§ TASK REQUIREMENTS
Locate every line in the records below that holds the word "color" and return each one.

§ INPUT ROWS
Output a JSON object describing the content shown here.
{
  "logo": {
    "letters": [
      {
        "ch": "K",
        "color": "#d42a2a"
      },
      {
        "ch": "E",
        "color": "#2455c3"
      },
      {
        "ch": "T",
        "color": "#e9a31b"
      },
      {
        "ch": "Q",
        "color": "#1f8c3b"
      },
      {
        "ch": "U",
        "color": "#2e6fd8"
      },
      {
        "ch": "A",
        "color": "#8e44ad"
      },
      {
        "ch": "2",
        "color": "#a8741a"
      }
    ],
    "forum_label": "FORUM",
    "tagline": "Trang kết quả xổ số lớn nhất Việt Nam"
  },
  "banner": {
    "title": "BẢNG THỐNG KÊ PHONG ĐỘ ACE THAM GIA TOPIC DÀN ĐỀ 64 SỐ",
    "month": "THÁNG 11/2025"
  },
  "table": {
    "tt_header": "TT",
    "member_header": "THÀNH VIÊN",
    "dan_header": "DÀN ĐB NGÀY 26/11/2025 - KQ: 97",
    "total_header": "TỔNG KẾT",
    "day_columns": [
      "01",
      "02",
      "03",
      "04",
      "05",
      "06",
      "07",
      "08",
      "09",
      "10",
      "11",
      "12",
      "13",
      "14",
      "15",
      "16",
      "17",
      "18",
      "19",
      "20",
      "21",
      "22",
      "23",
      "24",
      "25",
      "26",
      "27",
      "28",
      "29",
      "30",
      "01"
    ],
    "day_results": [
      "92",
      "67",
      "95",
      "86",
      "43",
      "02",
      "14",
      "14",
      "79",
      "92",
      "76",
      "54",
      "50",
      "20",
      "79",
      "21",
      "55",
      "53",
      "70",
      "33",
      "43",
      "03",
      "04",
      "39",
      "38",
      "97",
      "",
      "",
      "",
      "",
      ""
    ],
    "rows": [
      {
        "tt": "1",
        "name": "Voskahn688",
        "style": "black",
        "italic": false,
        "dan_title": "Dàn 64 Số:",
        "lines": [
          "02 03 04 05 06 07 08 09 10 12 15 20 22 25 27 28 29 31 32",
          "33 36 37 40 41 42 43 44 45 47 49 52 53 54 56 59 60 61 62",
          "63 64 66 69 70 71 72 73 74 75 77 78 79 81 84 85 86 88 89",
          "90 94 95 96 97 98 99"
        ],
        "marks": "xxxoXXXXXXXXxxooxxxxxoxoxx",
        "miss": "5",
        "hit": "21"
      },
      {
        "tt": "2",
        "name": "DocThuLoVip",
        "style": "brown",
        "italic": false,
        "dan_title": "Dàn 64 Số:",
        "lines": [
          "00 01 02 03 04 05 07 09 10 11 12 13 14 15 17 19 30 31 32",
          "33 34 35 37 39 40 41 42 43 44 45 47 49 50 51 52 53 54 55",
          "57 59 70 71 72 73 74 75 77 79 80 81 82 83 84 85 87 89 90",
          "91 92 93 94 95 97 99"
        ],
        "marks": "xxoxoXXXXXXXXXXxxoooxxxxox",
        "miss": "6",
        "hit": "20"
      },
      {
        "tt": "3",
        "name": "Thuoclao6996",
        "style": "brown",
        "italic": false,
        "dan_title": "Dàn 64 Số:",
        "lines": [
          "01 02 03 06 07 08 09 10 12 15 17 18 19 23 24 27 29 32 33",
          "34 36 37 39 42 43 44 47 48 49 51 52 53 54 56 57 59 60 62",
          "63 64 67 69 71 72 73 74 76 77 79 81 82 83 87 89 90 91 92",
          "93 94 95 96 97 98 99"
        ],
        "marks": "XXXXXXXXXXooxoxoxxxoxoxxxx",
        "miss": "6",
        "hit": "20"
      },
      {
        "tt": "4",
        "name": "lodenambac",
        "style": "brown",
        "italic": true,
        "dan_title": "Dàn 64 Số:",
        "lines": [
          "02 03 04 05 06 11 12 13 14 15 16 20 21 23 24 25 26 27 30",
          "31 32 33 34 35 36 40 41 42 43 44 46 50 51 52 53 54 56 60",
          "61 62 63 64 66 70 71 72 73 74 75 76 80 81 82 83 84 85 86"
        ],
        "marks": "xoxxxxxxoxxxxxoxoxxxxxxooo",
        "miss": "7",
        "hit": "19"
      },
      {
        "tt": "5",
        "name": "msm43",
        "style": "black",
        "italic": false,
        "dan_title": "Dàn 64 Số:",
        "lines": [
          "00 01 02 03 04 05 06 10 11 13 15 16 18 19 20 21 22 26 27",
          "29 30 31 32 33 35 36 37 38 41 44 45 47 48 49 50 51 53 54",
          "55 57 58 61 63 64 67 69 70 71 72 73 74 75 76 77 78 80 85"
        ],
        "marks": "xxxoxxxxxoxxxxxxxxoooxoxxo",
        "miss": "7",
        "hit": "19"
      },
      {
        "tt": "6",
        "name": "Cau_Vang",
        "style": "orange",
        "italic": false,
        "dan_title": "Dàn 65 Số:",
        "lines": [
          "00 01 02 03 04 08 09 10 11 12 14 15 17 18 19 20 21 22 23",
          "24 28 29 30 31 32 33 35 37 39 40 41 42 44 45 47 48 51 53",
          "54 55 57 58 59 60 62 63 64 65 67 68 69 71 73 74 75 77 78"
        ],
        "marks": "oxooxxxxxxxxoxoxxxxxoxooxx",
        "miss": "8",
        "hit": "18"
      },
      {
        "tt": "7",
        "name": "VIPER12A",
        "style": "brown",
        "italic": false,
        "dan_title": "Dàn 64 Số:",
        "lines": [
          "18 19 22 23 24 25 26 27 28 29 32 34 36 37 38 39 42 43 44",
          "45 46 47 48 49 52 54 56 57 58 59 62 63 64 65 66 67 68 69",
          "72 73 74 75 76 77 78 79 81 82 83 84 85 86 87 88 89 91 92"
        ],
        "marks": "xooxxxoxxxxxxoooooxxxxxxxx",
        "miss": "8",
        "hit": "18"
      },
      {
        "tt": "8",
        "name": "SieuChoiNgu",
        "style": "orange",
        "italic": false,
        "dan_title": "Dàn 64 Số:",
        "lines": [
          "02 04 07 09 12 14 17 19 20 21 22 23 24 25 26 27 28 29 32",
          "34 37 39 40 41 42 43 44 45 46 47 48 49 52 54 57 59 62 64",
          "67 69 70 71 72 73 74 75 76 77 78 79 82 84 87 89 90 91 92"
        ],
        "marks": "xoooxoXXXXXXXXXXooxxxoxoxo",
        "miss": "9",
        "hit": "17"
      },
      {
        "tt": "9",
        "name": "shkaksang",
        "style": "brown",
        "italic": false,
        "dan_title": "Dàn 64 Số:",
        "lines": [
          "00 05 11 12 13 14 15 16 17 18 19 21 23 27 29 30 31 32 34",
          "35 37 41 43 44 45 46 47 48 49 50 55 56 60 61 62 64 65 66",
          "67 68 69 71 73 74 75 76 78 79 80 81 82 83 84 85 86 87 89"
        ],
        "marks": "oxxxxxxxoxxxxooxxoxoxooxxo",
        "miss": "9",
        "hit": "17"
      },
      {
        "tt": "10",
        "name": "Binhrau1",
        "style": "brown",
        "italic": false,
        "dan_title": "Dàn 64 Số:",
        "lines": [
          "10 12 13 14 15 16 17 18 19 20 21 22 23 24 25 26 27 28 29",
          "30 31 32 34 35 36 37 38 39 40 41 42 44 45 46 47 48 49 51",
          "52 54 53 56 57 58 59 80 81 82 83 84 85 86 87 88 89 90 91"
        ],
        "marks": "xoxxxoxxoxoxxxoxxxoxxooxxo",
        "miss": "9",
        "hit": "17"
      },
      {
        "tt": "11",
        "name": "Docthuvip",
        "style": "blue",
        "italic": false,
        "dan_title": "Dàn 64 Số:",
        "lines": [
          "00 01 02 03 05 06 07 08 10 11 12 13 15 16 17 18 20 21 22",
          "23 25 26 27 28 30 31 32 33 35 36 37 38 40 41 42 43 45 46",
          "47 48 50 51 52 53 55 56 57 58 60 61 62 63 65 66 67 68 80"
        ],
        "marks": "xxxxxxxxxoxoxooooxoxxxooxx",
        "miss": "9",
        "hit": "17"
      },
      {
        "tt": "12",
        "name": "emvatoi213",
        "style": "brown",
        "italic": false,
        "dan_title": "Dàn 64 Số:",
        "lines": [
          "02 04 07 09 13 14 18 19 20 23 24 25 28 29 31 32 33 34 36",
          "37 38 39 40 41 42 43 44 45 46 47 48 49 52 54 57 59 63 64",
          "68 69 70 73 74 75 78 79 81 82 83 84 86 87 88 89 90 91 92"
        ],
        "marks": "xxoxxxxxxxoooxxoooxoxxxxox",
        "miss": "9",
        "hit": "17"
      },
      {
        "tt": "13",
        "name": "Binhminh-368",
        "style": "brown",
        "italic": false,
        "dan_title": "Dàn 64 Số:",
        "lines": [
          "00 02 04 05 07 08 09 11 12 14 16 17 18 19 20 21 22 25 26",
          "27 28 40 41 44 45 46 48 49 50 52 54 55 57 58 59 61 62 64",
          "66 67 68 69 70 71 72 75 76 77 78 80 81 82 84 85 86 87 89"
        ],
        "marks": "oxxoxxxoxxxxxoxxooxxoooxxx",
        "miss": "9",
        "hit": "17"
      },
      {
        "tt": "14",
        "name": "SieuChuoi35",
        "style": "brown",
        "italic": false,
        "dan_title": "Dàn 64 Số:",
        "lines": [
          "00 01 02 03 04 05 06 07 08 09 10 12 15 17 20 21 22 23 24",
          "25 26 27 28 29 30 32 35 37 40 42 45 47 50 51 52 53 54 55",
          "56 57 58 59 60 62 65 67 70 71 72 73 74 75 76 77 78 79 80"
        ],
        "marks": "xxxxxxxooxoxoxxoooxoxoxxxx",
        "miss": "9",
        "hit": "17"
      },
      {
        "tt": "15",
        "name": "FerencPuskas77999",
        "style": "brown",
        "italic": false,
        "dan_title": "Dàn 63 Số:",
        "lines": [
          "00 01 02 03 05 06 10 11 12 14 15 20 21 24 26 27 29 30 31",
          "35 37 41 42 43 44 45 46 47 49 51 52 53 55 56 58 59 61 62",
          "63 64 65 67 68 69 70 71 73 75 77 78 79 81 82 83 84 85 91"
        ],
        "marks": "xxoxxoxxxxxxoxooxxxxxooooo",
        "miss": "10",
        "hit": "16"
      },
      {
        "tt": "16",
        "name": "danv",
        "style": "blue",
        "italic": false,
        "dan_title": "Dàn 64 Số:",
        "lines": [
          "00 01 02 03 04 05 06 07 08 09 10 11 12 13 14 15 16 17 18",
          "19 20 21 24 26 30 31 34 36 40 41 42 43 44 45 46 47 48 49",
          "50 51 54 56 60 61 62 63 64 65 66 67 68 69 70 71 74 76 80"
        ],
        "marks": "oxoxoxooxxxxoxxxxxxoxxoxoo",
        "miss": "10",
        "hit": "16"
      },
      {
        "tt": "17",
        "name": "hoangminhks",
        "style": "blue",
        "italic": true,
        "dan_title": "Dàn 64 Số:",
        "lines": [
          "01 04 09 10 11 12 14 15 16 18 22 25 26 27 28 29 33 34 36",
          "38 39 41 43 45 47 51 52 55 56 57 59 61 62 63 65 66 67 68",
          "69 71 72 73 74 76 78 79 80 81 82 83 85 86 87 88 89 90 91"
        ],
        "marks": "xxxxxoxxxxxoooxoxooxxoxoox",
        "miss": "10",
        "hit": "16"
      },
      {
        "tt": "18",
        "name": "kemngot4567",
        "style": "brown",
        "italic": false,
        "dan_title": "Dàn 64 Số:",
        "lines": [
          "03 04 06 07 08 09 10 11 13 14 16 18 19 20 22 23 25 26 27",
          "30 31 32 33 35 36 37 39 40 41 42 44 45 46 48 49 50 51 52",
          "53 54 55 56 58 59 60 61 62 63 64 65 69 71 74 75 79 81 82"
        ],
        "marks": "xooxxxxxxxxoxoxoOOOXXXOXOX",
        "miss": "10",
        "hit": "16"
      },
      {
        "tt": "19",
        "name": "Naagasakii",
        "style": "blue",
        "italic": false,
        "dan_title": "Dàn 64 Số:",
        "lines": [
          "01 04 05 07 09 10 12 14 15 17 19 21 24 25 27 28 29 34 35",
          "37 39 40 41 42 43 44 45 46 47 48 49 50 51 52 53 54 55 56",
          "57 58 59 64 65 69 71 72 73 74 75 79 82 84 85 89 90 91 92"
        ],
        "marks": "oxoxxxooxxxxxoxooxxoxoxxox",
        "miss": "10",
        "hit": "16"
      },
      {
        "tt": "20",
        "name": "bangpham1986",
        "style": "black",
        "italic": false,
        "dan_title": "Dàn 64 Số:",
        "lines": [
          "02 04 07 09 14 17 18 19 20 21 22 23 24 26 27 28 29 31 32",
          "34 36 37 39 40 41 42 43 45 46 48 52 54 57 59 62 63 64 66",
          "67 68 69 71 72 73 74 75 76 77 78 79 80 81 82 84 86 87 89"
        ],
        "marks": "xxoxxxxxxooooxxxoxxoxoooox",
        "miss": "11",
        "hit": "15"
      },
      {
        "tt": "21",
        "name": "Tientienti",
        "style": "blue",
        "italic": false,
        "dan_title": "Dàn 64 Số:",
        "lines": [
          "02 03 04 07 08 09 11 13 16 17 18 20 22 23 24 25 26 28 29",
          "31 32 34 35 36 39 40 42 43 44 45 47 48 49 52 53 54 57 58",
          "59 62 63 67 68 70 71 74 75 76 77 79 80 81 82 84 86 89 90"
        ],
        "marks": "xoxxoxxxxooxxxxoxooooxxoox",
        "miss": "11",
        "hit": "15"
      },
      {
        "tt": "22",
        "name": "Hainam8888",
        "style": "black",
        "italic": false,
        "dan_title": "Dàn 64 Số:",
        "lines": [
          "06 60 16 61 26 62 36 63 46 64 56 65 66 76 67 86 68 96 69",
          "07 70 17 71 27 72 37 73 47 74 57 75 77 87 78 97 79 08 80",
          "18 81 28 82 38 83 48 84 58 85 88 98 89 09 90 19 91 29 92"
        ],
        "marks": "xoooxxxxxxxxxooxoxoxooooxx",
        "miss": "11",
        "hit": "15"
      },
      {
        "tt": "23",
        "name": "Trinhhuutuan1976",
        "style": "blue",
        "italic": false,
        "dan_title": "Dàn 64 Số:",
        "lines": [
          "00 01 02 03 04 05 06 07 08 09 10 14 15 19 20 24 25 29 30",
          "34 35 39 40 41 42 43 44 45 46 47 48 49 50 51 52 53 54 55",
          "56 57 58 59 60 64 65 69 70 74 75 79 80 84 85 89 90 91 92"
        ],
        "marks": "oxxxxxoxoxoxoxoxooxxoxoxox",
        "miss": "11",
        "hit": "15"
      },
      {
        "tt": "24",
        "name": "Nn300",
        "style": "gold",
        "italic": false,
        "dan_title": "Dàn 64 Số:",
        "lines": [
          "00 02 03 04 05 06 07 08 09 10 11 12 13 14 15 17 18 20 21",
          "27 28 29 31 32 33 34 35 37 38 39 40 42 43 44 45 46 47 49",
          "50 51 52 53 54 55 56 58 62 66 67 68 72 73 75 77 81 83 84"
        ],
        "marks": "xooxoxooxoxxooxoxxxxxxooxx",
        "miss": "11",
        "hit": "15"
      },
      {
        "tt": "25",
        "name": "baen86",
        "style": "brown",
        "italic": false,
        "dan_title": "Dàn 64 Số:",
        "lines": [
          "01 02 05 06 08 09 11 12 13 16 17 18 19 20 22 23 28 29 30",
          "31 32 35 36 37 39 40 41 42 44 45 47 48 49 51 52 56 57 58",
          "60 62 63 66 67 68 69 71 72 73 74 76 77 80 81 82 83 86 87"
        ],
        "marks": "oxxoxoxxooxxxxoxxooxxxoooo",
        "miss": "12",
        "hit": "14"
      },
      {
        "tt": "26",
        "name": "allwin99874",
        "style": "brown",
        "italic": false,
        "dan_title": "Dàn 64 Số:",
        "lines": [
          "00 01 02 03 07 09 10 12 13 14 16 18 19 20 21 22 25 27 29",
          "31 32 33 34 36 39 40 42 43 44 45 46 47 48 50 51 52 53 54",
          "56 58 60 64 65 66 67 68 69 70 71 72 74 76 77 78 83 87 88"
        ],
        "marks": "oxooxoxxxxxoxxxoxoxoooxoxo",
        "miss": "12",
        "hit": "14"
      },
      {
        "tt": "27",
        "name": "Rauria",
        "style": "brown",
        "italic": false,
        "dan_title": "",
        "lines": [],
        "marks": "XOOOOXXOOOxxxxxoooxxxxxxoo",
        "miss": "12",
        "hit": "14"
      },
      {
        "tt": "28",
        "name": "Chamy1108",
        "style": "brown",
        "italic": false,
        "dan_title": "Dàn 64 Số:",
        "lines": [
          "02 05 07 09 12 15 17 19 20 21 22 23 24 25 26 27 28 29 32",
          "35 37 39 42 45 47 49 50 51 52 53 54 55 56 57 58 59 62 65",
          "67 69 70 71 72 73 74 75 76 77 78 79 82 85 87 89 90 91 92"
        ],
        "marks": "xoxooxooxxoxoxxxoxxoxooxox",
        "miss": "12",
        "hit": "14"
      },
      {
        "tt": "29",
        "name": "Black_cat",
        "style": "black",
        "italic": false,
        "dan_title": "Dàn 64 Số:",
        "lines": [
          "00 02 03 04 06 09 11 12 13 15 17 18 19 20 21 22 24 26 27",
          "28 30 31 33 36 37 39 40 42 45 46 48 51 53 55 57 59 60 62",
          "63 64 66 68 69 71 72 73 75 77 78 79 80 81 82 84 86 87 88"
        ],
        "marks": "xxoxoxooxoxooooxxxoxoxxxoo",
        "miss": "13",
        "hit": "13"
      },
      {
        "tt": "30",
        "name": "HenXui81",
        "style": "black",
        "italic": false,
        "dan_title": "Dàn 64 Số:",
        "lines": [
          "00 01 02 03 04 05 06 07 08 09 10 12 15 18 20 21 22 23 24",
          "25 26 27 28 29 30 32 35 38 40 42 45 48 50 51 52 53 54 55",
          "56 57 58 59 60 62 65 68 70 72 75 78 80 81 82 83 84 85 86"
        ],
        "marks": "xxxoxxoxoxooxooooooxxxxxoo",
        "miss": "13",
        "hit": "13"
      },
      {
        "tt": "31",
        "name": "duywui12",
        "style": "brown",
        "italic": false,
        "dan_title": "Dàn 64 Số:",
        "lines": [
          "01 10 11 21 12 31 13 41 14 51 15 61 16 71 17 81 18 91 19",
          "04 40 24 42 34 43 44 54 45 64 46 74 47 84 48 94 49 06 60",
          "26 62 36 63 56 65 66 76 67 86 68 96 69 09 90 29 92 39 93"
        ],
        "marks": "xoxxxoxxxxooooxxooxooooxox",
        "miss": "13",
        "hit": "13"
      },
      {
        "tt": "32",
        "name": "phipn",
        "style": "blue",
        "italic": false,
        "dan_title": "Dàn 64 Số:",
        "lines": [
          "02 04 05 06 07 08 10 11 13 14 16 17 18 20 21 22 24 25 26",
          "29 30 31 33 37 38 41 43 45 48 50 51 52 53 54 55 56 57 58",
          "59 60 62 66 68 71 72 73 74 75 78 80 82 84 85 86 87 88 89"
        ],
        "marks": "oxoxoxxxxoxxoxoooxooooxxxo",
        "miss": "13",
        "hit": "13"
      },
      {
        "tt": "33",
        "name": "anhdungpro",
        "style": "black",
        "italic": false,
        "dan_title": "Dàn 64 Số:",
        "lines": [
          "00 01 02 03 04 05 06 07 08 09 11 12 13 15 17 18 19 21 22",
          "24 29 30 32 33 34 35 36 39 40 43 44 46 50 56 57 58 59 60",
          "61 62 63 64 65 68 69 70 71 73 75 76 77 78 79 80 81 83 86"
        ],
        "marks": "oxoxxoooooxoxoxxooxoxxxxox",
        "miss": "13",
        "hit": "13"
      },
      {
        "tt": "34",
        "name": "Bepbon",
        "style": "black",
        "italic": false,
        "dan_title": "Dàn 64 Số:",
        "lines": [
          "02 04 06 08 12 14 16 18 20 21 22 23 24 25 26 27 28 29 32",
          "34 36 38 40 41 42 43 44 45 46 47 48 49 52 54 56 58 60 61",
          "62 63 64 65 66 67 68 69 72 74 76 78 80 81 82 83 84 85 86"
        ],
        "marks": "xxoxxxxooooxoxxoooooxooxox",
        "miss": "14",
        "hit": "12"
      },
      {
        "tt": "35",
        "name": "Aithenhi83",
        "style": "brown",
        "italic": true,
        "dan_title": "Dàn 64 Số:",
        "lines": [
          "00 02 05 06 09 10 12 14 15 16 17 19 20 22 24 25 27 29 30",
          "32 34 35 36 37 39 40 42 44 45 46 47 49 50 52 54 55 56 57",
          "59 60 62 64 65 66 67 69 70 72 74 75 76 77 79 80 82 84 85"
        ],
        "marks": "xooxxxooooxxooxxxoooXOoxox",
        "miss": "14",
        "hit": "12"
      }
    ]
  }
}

§ OUTPUT BELOW
        "color": "#d42a2a"
        "color": "#2455c3"
        "color": "#e9a31b"
        "color": "#1f8c3b"
        "color": "#2e6fd8"
        "color": "#8e44ad"
        "color": "#a8741a"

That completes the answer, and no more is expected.